Goal.
In the entries below, count every line containing "label". Reply with the number alone.
-- Start --
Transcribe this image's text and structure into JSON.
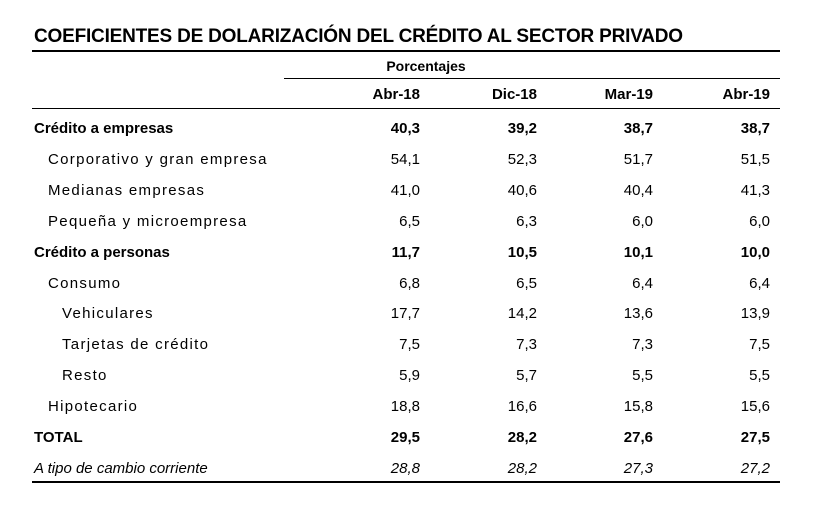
{
  "title": "COEFICIENTES DE DOLARIZACIÓN DEL CRÉDITO AL SECTOR PRIVADO",
  "units": "Porcentajes",
  "columns": [
    "Abr-18",
    "Dic-18",
    "Mar-19",
    "Abr-19"
  ],
  "rows": [
    {
      "label": "Crédito a empresas",
      "values": [
        "40,3",
        "39,2",
        "38,7",
        "38,7"
      ],
      "style": "bold",
      "indent": 0
    },
    {
      "label": "Corporativo y gran empresa",
      "values": [
        "54,1",
        "52,3",
        "51,7",
        "51,5"
      ],
      "style": "normal",
      "indent": 1
    },
    {
      "label": "Medianas empresas",
      "values": [
        "41,0",
        "40,6",
        "40,4",
        "41,3"
      ],
      "style": "normal",
      "indent": 1
    },
    {
      "label": "Pequeña y microempresa",
      "values": [
        "6,5",
        "6,3",
        "6,0",
        "6,0"
      ],
      "style": "normal",
      "indent": 1
    },
    {
      "label": "Crédito a personas",
      "values": [
        "11,7",
        "10,5",
        "10,1",
        "10,0"
      ],
      "style": "bold",
      "indent": 0
    },
    {
      "label": "Consumo",
      "values": [
        "6,8",
        "6,5",
        "6,4",
        "6,4"
      ],
      "style": "normal",
      "indent": 1
    },
    {
      "label": "Vehiculares",
      "values": [
        "17,7",
        "14,2",
        "13,6",
        "13,9"
      ],
      "style": "normal",
      "indent": 2
    },
    {
      "label": "Tarjetas de crédito",
      "values": [
        "7,5",
        "7,3",
        "7,3",
        "7,5"
      ],
      "style": "normal",
      "indent": 2
    },
    {
      "label": "Resto",
      "values": [
        "5,9",
        "5,7",
        "5,5",
        "5,5"
      ],
      "style": "normal",
      "indent": 2
    },
    {
      "label": "Hipotecario",
      "values": [
        "18,8",
        "16,6",
        "15,8",
        "15,6"
      ],
      "style": "normal",
      "indent": 1
    },
    {
      "label": "TOTAL",
      "values": [
        "29,5",
        "28,2",
        "27,6",
        "27,5"
      ],
      "style": "bold",
      "indent": 0
    },
    {
      "label": "A tipo de cambio corriente",
      "values": [
        "28,8",
        "28,2",
        "27,3",
        "27,2"
      ],
      "style": "italic",
      "indent": 0
    }
  ]
}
-- End --
Answer to this task.
12